#### Work to do:
Without omitting anything, retype the data that follows.

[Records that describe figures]
****************************************

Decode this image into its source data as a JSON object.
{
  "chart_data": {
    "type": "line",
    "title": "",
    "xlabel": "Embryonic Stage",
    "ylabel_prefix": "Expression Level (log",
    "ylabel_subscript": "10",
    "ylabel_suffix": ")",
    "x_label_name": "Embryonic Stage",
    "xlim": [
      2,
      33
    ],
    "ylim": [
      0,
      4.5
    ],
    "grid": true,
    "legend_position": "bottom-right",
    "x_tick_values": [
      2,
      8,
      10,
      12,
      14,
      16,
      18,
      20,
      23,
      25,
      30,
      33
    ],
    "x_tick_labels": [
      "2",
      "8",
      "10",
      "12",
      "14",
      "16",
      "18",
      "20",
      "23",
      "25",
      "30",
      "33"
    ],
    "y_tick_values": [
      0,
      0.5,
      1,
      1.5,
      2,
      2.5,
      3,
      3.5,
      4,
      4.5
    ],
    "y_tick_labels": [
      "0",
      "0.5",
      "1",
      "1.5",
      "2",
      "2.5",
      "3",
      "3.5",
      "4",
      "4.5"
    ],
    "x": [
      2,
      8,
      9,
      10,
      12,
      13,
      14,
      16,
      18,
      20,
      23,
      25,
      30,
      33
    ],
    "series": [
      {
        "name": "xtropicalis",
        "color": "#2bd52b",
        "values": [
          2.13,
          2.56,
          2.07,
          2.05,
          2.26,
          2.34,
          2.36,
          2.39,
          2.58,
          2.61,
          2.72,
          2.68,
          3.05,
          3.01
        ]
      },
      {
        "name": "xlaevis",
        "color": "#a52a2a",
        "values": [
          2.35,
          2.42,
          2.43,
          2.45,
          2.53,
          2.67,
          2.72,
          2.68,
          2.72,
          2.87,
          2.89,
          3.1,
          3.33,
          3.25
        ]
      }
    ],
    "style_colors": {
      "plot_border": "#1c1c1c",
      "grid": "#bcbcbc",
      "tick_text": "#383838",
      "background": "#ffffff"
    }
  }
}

****************************************

#### Output below:
Decode this image into its source data as a JSON object.
{
  "chart_data": {
    "type": "line",
    "title": "",
    "xlabel": "Embryonic Stage",
    "ylabel_prefix": "Expression Level (log",
    "ylabel_subscript": "10",
    "ylabel_suffix": ")",
    "x_label_name": "Embryonic Stage",
    "xlim": [
      2,
      33
    ],
    "ylim": [
      0,
      4.5
    ],
    "grid": true,
    "legend_position": "bottom-right",
    "x_tick_values": [
      2,
      8,
      10,
      12,
      14,
      16,
      18,
      20,
      23,
      25,
      30,
      33
    ],
    "x_tick_labels": [
      "2",
      "8",
      "10",
      "12",
      "14",
      "16",
      "18",
      "20",
      "23",
      "25",
      "30",
      "33"
    ],
    "y_tick_values": [
      0,
      0.5,
      1,
      1.5,
      2,
      2.5,
      3,
      3.5,
      4,
      4.5
    ],
    "y_tick_labels": [
      "0",
      "0.5",
      "1",
      "1.5",
      "2",
      "2.5",
      "3",
      "3.5",
      "4",
      "4.5"
    ],
    "x": [
      2,
      8,
      9,
      10,
      12,
      13,
      14,
      16,
      18,
      20,
      23,
      25,
      30,
      33
    ],
    "series": [
      {
        "name": "xtropicalis",
        "color": "#2bd52b",
        "values": [
          2.13,
          2.56,
          2.07,
          2.05,
          2.26,
          2.34,
          2.36,
          2.39,
          2.58,
          2.61,
          2.72,
          2.68,
          3.05,
          3.01
        ]
      },
      {
        "name": "xlaevis",
        "color": "#a52a2a",
        "values": [
          2.35,
          2.42,
          2.43,
          2.45,
          2.53,
          2.67,
          2.72,
          2.68,
          2.72,
          2.87,
          2.89,
          3.1,
          3.33,
          3.25
        ]
      }
    ],
    "style_colors": {
      "plot_border": "#1c1c1c",
      "grid": "#bcbcbc",
      "tick_text": "#383838",
      "background": "#ffffff"
    }
  }
}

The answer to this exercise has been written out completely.